** Problem details **
What is the number of lines containing the word "times"? Give that number alone.

* * *

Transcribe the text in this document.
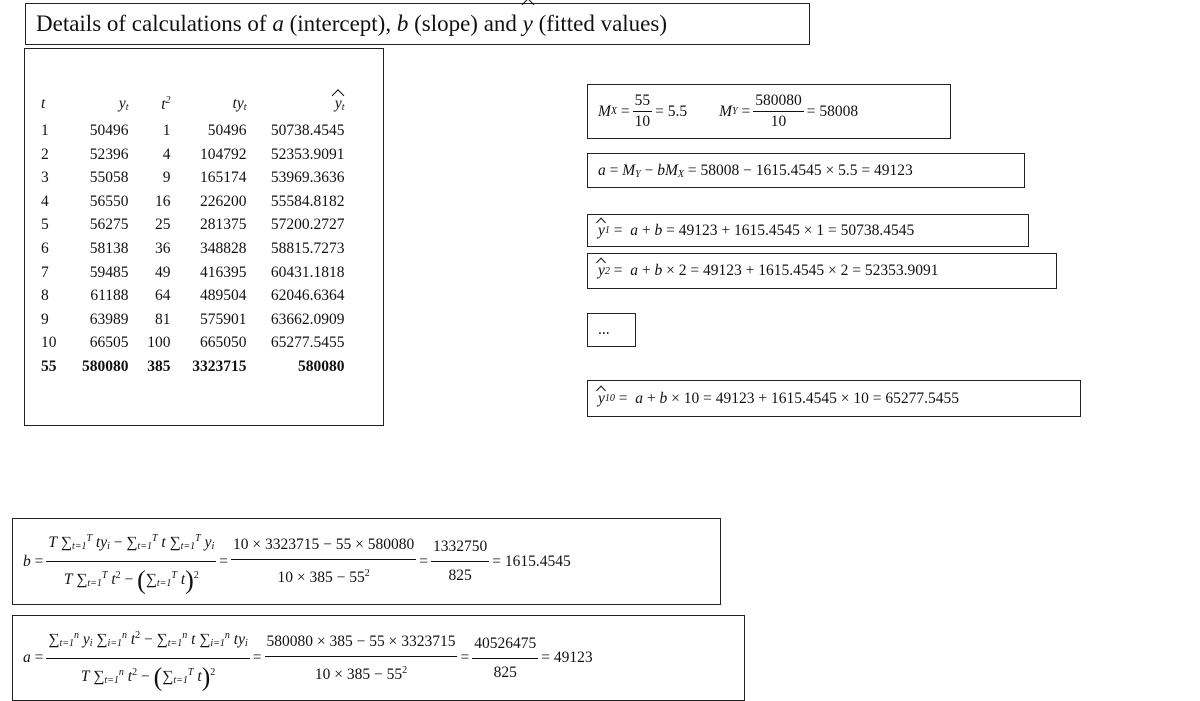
Details of calculations of a (intercept), b (slope) and y (fitted values)
t	$y_t$	$t^2$	$ty_t$	$y_t$
1	50496	1	50496	50738.4545
2	52396	4	104792	52353.9091
3	55058	9	165174	53969.3636
4	56550	16	226200	55584.8182
5	56275	25	281375	57200.2727
6	58138	36	348828	58815.7273
7	59485	49	416395	60431.1818
8	61188	64	489504	62046.6364
9	63989	81	575901	63662.0909
10	66505	100	665050	65277.5455
55	580080	385	3323715	580080
M $X = \frac{55}{10} = 5.5$ M $Y = \frac{580080}{10} = 58008$
$a = M_Y - bM_X = 58008 - 1615.4545 \times 5.5 = 49123$
y 1 = a + b
= 49123 + 1615.4545 × 1 = 50738.4545
y 2 = a + b × 2 = 49123 + 1615.4545 × 2 = 52353.9091
...
y 10 = a + b × 10 = 49123 + 1615.4545 × 10 = 65277.5455
$b = \frac{T \sum_{t=1}^T ty_i - \sum_{t=1}^T t \sum_{t=1}^T y_i}{T \sum_{t=1}^T t^2 - (\sum_{t=1}^T t)^2} = \frac{10 \times 3323715 - 55 \times 580080}{10 \times 385 - 55^2} = \frac{1332750}{825} = 1615.4545$
$a = \frac{\sum_{t=1}^n y_i \sum_{i=1}^n t^2 - \sum_{t=1}^n t \sum_{i=1}^n ty_i}{T \sum_{t=1}^n t^2 - (\sum_{t=1}^T t)^2} = \frac{580080 \times 385 - 55 \times 3323715}{10 \times 385 - 55^2} = \frac{40526475}{825} = 49123$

* * *

** Solution to the exercise **
3